Data excerpts
************
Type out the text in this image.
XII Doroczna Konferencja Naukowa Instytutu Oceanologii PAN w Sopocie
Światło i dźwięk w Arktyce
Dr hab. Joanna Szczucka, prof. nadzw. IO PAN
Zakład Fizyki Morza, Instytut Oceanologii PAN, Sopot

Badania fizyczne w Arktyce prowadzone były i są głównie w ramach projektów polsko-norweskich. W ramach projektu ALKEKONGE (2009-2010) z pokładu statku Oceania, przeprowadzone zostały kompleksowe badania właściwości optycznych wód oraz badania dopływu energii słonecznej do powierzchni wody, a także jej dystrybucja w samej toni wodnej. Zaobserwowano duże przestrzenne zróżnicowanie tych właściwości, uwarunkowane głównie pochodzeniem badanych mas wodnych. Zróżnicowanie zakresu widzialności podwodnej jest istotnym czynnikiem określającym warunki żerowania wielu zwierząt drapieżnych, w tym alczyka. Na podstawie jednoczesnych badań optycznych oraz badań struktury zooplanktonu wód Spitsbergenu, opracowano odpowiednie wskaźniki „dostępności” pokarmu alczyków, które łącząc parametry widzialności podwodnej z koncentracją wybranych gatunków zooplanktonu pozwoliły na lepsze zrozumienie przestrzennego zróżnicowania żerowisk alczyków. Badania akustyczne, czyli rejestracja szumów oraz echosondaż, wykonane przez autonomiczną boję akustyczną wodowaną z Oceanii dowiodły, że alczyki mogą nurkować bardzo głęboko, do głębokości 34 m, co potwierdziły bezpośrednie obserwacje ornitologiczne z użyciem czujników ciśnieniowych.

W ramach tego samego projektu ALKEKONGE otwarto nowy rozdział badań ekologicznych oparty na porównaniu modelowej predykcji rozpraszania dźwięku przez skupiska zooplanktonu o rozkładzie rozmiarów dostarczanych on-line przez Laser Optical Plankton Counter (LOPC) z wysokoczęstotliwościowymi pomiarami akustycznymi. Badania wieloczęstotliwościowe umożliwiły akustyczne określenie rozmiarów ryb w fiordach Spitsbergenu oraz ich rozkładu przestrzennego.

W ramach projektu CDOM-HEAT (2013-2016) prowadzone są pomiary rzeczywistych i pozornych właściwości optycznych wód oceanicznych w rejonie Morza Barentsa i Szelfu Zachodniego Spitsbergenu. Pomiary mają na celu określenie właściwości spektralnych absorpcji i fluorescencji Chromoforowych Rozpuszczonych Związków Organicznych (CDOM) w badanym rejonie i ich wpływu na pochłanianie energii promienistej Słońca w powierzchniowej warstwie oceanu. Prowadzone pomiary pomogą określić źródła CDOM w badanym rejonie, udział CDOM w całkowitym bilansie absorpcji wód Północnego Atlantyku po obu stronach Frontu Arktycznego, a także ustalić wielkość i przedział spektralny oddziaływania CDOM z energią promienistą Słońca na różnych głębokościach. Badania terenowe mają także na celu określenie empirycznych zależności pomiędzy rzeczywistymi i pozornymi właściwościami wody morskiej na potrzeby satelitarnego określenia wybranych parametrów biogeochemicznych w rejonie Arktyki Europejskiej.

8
************
STATED TASK: Where a line in the material contains "Oceanologii", copy that line.

CORRECT RESULT:
XII Doroczna Konferencja Naukowa Instytutu Oceanologii PAN w Sopocie
Zakład Fizyki Morza, Instytut Oceanologii PAN, Sopot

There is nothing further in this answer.